Exercise brief: Reproduce the records below in their entirety, character for character.

-- start of Listed entries --

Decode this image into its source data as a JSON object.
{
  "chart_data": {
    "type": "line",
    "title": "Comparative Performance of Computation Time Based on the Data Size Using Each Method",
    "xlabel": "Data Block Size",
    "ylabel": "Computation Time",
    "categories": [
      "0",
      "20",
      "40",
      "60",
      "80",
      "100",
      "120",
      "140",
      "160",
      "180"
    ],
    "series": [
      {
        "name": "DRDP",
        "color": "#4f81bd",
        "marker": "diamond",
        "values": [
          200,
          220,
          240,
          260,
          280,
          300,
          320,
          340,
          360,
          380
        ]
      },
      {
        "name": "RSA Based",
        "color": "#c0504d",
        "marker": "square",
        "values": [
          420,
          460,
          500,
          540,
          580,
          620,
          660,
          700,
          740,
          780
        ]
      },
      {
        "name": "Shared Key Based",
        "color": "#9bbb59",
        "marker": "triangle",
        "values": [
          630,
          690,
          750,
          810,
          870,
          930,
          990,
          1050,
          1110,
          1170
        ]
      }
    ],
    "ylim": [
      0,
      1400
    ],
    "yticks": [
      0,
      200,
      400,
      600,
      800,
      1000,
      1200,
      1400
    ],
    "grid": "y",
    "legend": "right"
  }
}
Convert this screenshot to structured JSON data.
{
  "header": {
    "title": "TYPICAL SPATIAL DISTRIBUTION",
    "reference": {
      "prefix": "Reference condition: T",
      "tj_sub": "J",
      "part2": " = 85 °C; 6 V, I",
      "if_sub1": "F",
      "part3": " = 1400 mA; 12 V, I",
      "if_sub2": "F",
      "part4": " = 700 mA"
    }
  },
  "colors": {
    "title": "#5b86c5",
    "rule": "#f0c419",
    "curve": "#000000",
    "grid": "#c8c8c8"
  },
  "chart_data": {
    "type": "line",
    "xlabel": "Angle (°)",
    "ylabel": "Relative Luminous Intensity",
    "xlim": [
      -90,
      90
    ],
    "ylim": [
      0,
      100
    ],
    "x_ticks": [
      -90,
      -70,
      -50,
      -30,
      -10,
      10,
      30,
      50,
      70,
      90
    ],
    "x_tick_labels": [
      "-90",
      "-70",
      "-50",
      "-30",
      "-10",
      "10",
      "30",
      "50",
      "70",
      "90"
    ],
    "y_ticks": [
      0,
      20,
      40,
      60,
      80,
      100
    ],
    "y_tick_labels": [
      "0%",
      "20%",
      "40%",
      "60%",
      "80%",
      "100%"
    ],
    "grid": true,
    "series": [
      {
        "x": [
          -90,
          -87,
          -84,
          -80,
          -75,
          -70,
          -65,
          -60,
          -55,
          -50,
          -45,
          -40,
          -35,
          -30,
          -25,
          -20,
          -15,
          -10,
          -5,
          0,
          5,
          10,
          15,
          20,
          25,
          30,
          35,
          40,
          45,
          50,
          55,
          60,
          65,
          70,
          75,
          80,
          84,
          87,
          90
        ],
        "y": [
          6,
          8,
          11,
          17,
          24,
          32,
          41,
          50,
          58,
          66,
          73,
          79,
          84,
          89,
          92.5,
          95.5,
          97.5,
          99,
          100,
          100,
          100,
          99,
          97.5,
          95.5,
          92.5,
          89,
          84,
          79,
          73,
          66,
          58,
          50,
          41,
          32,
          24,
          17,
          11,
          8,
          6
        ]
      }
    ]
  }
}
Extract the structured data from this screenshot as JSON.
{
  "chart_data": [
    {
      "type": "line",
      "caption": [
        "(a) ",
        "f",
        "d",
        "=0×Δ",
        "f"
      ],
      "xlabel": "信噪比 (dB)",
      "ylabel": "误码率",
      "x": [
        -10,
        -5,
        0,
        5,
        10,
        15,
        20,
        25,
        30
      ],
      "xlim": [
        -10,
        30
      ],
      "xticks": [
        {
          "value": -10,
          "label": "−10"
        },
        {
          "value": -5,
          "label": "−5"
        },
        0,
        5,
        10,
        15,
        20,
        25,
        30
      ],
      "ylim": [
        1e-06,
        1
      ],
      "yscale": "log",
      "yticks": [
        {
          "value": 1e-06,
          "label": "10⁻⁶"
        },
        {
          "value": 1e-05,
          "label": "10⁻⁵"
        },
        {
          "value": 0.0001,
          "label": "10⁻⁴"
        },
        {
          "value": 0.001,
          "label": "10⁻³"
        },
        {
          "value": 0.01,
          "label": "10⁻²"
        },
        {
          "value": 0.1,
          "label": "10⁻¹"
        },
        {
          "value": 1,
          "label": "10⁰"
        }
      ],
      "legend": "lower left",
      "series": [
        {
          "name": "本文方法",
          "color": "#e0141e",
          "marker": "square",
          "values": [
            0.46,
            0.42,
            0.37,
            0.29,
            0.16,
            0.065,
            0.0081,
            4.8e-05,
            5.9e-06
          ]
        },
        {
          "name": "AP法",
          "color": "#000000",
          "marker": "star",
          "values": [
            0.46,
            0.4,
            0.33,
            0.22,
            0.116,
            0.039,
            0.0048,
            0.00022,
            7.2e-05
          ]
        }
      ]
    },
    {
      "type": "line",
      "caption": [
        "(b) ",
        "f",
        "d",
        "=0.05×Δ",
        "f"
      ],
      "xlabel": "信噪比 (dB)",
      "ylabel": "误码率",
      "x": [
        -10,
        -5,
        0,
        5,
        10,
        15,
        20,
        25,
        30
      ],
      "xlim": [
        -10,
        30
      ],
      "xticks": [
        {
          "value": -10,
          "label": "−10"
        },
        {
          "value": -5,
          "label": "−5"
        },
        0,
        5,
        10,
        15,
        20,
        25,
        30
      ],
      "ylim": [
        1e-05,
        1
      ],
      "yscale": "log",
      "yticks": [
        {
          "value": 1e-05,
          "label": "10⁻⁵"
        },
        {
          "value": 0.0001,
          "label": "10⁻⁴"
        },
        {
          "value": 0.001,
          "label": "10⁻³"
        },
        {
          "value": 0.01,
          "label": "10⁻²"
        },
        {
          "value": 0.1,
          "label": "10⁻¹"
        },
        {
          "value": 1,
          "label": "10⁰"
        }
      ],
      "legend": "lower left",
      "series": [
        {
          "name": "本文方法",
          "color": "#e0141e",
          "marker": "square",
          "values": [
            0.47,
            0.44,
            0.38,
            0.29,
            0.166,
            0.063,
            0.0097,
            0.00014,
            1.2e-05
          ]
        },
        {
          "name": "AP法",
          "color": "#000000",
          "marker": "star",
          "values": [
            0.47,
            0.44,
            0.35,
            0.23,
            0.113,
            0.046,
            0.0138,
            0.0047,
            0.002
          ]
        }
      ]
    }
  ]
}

-- end of Listed entries --

Solution:
Decode this image into its source data as a JSON object.
{
  "chart_data": {
    "type": "line",
    "title": "Comparative Performance of Computation Time Based on the Data Size Using Each Method",
    "xlabel": "Data Block Size",
    "ylabel": "Computation Time",
    "categories": [
      "0",
      "20",
      "40",
      "60",
      "80",
      "100",
      "120",
      "140",
      "160",
      "180"
    ],
    "series": [
      {
        "name": "DRDP",
        "color": "#4f81bd",
        "marker": "diamond",
        "values": [
          200,
          220,
          240,
          260,
          280,
          300,
          320,
          340,
          360,
          380
        ]
      },
      {
        "name": "RSA Based",
        "color": "#c0504d",
        "marker": "square",
        "values": [
          420,
          460,
          500,
          540,
          580,
          620,
          660,
          700,
          740,
          780
        ]
      },
      {
        "name": "Shared Key Based",
        "color": "#9bbb59",
        "marker": "triangle",
        "values": [
          630,
          690,
          750,
          810,
          870,
          930,
          990,
          1050,
          1110,
          1170
        ]
      }
    ],
    "ylim": [
      0,
      1400
    ],
    "yticks": [
      0,
      200,
      400,
      600,
      800,
      1000,
      1200,
      1400
    ],
    "grid": "y",
    "legend": "right"
  }
}
Convert this screenshot to structured JSON data.
{
  "header": {
    "title": "TYPICAL SPATIAL DISTRIBUTION",
    "reference": {
      "prefix": "Reference condition: T",
      "tj_sub": "J",
      "part2": " = 85 °C; 6 V, I",
      "if_sub1": "F",
      "part3": " = 1400 mA; 12 V, I",
      "if_sub2": "F",
      "part4": " = 700 mA"
    }
  },
  "colors": {
    "title": "#5b86c5",
    "rule": "#f0c419",
    "curve": "#000000",
    "grid": "#c8c8c8"
  },
  "chart_data": {
    "type": "line",
    "xlabel": "Angle (°)",
    "ylabel": "Relative Luminous Intensity",
    "xlim": [
      -90,
      90
    ],
    "ylim": [
      0,
      100
    ],
    "x_ticks": [
      -90,
      -70,
      -50,
      -30,
      -10,
      10,
      30,
      50,
      70,
      90
    ],
    "x_tick_labels": [
      "-90",
      "-70",
      "-50",
      "-30",
      "-10",
      "10",
      "30",
      "50",
      "70",
      "90"
    ],
    "y_ticks": [
      0,
      20,
      40,
      60,
      80,
      100
    ],
    "y_tick_labels": [
      "0%",
      "20%",
      "40%",
      "60%",
      "80%",
      "100%"
    ],
    "grid": true,
    "series": [
      {
        "x": [
          -90,
          -87,
          -84,
          -80,
          -75,
          -70,
          -65,
          -60,
          -55,
          -50,
          -45,
          -40,
          -35,
          -30,
          -25,
          -20,
          -15,
          -10,
          -5,
          0,
          5,
          10,
          15,
          20,
          25,
          30,
          35,
          40,
          45,
          50,
          55,
          60,
          65,
          70,
          75,
          80,
          84,
          87,
          90
        ],
        "y": [
          6,
          8,
          11,
          17,
          24,
          32,
          41,
          50,
          58,
          66,
          73,
          79,
          84,
          89,
          92.5,
          95.5,
          97.5,
          99,
          100,
          100,
          100,
          99,
          97.5,
          95.5,
          92.5,
          89,
          84,
          79,
          73,
          66,
          58,
          50,
          41,
          32,
          24,
          17,
          11,
          8,
          6
        ]
      }
    ]
  }
}
Extract the structured data from this screenshot as JSON.
{
  "chart_data": [
    {
      "type": "line",
      "caption": [
        "(a) ",
        "f",
        "d",
        "=0×Δ",
        "f"
      ],
      "xlabel": "信噪比 (dB)",
      "ylabel": "误码率",
      "x": [
        -10,
        -5,
        0,
        5,
        10,
        15,
        20,
        25,
        30
      ],
      "xlim": [
        -10,
        30
      ],
      "xticks": [
        {
          "value": -10,
          "label": "−10"
        },
        {
          "value": -5,
          "label": "−5"
        },
        0,
        5,
        10,
        15,
        20,
        25,
        30
      ],
      "ylim": [
        1e-06,
        1
      ],
      "yscale": "log",
      "yticks": [
        {
          "value": 1e-06,
          "label": "10⁻⁶"
        },
        {
          "value": 1e-05,
          "label": "10⁻⁵"
        },
        {
          "value": 0.0001,
          "label": "10⁻⁴"
        },
        {
          "value": 0.001,
          "label": "10⁻³"
        },
        {
          "value": 0.01,
          "label": "10⁻²"
        },
        {
          "value": 0.1,
          "label": "10⁻¹"
        },
        {
          "value": 1,
          "label": "10⁰"
        }
      ],
      "legend": "lower left",
      "series": [
        {
          "name": "本文方法",
          "color": "#e0141e",
          "marker": "square",
          "values": [
            0.46,
            0.42,
            0.37,
            0.29,
            0.16,
            0.065,
            0.0081,
            4.8e-05,
            5.9e-06
          ]
        },
        {
          "name": "AP法",
          "color": "#000000",
          "marker": "star",
          "values": [
            0.46,
            0.4,
            0.33,
            0.22,
            0.116,
            0.039,
            0.0048,
            0.00022,
            7.2e-05
          ]
        }
      ]
    },
    {
      "type": "line",
      "caption": [
        "(b) ",
        "f",
        "d",
        "=0.05×Δ",
        "f"
      ],
      "xlabel": "信噪比 (dB)",
      "ylabel": "误码率",
      "x": [
        -10,
        -5,
        0,
        5,
        10,
        15,
        20,
        25,
        30
      ],
      "xlim": [
        -10,
        30
      ],
      "xticks": [
        {
          "value": -10,
          "label": "−10"
        },
        {
          "value": -5,
          "label": "−5"
        },
        0,
        5,
        10,
        15,
        20,
        25,
        30
      ],
      "ylim": [
        1e-05,
        1
      ],
      "yscale": "log",
      "yticks": [
        {
          "value": 1e-05,
          "label": "10⁻⁵"
        },
        {
          "value": 0.0001,
          "label": "10⁻⁴"
        },
        {
          "value": 0.001,
          "label": "10⁻³"
        },
        {
          "value": 0.01,
          "label": "10⁻²"
        },
        {
          "value": 0.1,
          "label": "10⁻¹"
        },
        {
          "value": 1,
          "label": "10⁰"
        }
      ],
      "legend": "lower left",
      "series": [
        {
          "name": "本文方法",
          "color": "#e0141e",
          "marker": "square",
          "values": [
            0.47,
            0.44,
            0.38,
            0.29,
            0.166,
            0.063,
            0.0097,
            0.00014,
            1.2e-05
          ]
        },
        {
          "name": "AP法",
          "color": "#000000",
          "marker": "star",
          "values": [
            0.47,
            0.44,
            0.35,
            0.23,
            0.113,
            0.046,
            0.0138,
            0.0047,
            0.002
          ]
        }
      ]
    }
  ]
}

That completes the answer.